TO BE DONE
Restate the entries word for word, omitting nothing.

====

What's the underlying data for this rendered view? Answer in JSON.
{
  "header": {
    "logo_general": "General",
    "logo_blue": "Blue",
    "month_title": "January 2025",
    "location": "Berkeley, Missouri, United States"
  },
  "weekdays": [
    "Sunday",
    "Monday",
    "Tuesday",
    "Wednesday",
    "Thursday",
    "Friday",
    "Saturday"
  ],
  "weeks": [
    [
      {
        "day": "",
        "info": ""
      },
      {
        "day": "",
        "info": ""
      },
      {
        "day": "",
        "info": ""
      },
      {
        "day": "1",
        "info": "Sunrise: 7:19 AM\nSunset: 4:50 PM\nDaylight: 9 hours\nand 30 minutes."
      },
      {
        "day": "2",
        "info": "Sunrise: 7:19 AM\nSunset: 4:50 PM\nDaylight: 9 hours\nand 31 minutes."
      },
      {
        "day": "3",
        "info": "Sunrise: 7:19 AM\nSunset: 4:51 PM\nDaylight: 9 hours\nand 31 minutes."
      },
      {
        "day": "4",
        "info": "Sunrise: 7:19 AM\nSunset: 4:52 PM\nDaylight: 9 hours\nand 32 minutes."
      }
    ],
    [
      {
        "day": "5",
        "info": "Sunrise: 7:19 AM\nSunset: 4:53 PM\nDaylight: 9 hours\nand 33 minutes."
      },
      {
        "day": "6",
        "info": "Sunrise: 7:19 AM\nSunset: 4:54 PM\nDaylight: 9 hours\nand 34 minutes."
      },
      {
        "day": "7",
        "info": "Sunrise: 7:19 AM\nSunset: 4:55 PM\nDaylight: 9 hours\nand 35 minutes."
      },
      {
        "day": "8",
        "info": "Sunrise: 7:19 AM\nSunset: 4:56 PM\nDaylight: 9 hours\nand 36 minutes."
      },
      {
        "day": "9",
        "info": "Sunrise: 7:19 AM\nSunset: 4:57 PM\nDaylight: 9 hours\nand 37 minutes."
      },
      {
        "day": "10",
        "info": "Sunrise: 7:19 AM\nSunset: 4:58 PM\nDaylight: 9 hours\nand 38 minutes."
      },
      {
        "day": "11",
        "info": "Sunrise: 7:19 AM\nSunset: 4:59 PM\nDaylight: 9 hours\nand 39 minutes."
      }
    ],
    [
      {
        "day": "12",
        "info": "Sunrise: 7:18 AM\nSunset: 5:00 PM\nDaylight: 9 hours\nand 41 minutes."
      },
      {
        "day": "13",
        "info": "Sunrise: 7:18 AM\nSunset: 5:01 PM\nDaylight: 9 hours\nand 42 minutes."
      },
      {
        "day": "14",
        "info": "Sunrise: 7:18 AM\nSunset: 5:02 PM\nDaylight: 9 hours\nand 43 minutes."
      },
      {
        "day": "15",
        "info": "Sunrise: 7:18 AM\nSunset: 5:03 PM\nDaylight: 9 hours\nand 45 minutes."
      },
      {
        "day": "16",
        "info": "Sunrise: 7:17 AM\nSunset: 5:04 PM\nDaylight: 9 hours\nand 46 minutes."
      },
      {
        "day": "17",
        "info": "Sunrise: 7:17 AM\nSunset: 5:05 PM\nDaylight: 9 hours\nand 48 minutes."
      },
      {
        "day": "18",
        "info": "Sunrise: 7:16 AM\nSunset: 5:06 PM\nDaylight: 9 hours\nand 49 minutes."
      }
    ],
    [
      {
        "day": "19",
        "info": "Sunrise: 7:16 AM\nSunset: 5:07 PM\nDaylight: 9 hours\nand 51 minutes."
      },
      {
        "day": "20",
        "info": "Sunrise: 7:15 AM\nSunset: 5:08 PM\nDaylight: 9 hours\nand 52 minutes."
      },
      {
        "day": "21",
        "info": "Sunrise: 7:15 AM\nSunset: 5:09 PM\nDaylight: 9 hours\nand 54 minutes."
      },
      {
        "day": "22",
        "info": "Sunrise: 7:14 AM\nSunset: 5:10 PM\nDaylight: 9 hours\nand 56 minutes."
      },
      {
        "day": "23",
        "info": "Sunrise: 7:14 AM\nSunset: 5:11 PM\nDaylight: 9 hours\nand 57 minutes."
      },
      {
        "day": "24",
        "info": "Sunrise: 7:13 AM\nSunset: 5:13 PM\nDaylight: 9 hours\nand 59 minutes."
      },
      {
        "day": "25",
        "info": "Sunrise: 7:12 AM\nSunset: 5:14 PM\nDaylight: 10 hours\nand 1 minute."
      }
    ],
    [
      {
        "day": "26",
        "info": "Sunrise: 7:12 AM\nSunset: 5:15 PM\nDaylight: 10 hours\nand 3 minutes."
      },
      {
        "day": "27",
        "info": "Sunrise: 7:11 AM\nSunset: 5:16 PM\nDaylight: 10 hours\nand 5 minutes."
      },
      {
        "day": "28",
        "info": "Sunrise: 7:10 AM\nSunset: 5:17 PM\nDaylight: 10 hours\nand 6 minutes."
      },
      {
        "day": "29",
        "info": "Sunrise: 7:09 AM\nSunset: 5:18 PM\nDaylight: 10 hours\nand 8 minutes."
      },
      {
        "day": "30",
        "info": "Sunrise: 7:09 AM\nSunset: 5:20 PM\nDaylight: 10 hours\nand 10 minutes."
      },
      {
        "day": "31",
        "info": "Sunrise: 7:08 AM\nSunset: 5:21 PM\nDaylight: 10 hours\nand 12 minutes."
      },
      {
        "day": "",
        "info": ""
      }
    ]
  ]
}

====

RESULT OF THE EXERCISE
What's the underlying data for this rendered view? Answer in JSON.
{
  "header": {
    "logo_general": "General",
    "logo_blue": "Blue",
    "month_title": "January 2025",
    "location": "Berkeley, Missouri, United States"
  },
  "weekdays": [
    "Sunday",
    "Monday",
    "Tuesday",
    "Wednesday",
    "Thursday",
    "Friday",
    "Saturday"
  ],
  "weeks": [
    [
      {
        "day": "",
        "info": ""
      },
      {
        "day": "",
        "info": ""
      },
      {
        "day": "",
        "info": ""
      },
      {
        "day": "1",
        "info": "Sunrise: 7:19 AM\nSunset: 4:50 PM\nDaylight: 9 hours\nand 30 minutes."
      },
      {
        "day": "2",
        "info": "Sunrise: 7:19 AM\nSunset: 4:50 PM\nDaylight: 9 hours\nand 31 minutes."
      },
      {
        "day": "3",
        "info": "Sunrise: 7:19 AM\nSunset: 4:51 PM\nDaylight: 9 hours\nand 31 minutes."
      },
      {
        "day": "4",
        "info": "Sunrise: 7:19 AM\nSunset: 4:52 PM\nDaylight: 9 hours\nand 32 minutes."
      }
    ],
    [
      {
        "day": "5",
        "info": "Sunrise: 7:19 AM\nSunset: 4:53 PM\nDaylight: 9 hours\nand 33 minutes."
      },
      {
        "day": "6",
        "info": "Sunrise: 7:19 AM\nSunset: 4:54 PM\nDaylight: 9 hours\nand 34 minutes."
      },
      {
        "day": "7",
        "info": "Sunrise: 7:19 AM\nSunset: 4:55 PM\nDaylight: 9 hours\nand 35 minutes."
      },
      {
        "day": "8",
        "info": "Sunrise: 7:19 AM\nSunset: 4:56 PM\nDaylight: 9 hours\nand 36 minutes."
      },
      {
        "day": "9",
        "info": "Sunrise: 7:19 AM\nSunset: 4:57 PM\nDaylight: 9 hours\nand 37 minutes."
      },
      {
        "day": "10",
        "info": "Sunrise: 7:19 AM\nSunset: 4:58 PM\nDaylight: 9 hours\nand 38 minutes."
      },
      {
        "day": "11",
        "info": "Sunrise: 7:19 AM\nSunset: 4:59 PM\nDaylight: 9 hours\nand 39 minutes."
      }
    ],
    [
      {
        "day": "12",
        "info": "Sunrise: 7:18 AM\nSunset: 5:00 PM\nDaylight: 9 hours\nand 41 minutes."
      },
      {
        "day": "13",
        "info": "Sunrise: 7:18 AM\nSunset: 5:01 PM\nDaylight: 9 hours\nand 42 minutes."
      },
      {
        "day": "14",
        "info": "Sunrise: 7:18 AM\nSunset: 5:02 PM\nDaylight: 9 hours\nand 43 minutes."
      },
      {
        "day": "15",
        "info": "Sunrise: 7:18 AM\nSunset: 5:03 PM\nDaylight: 9 hours\nand 45 minutes."
      },
      {
        "day": "16",
        "info": "Sunrise: 7:17 AM\nSunset: 5:04 PM\nDaylight: 9 hours\nand 46 minutes."
      },
      {
        "day": "17",
        "info": "Sunrise: 7:17 AM\nSunset: 5:05 PM\nDaylight: 9 hours\nand 48 minutes."
      },
      {
        "day": "18",
        "info": "Sunrise: 7:16 AM\nSunset: 5:06 PM\nDaylight: 9 hours\nand 49 minutes."
      }
    ],
    [
      {
        "day": "19",
        "info": "Sunrise: 7:16 AM\nSunset: 5:07 PM\nDaylight: 9 hours\nand 51 minutes."
      },
      {
        "day": "20",
        "info": "Sunrise: 7:15 AM\nSunset: 5:08 PM\nDaylight: 9 hours\nand 52 minutes."
      },
      {
        "day": "21",
        "info": "Sunrise: 7:15 AM\nSunset: 5:09 PM\nDaylight: 9 hours\nand 54 minutes."
      },
      {
        "day": "22",
        "info": "Sunrise: 7:14 AM\nSunset: 5:10 PM\nDaylight: 9 hours\nand 56 minutes."
      },
      {
        "day": "23",
        "info": "Sunrise: 7:14 AM\nSunset: 5:11 PM\nDaylight: 9 hours\nand 57 minutes."
      },
      {
        "day": "24",
        "info": "Sunrise: 7:13 AM\nSunset: 5:13 PM\nDaylight: 9 hours\nand 59 minutes."
      },
      {
        "day": "25",
        "info": "Sunrise: 7:12 AM\nSunset: 5:14 PM\nDaylight: 10 hours\nand 1 minute."
      }
    ],
    [
      {
        "day": "26",
        "info": "Sunrise: 7:12 AM\nSunset: 5:15 PM\nDaylight: 10 hours\nand 3 minutes."
      },
      {
        "day": "27",
        "info": "Sunrise: 7:11 AM\nSunset: 5:16 PM\nDaylight: 10 hours\nand 5 minutes."
      },
      {
        "day": "28",
        "info": "Sunrise: 7:10 AM\nSunset: 5:17 PM\nDaylight: 10 hours\nand 6 minutes."
      },
      {
        "day": "29",
        "info": "Sunrise: 7:09 AM\nSunset: 5:18 PM\nDaylight: 10 hours\nand 8 minutes."
      },
      {
        "day": "30",
        "info": "Sunrise: 7:09 AM\nSunset: 5:20 PM\nDaylight: 10 hours\nand 10 minutes."
      },
      {
        "day": "31",
        "info": "Sunrise: 7:08 AM\nSunset: 5:21 PM\nDaylight: 10 hours\nand 12 minutes."
      },
      {
        "day": "",
        "info": ""
      }
    ]
  ]
}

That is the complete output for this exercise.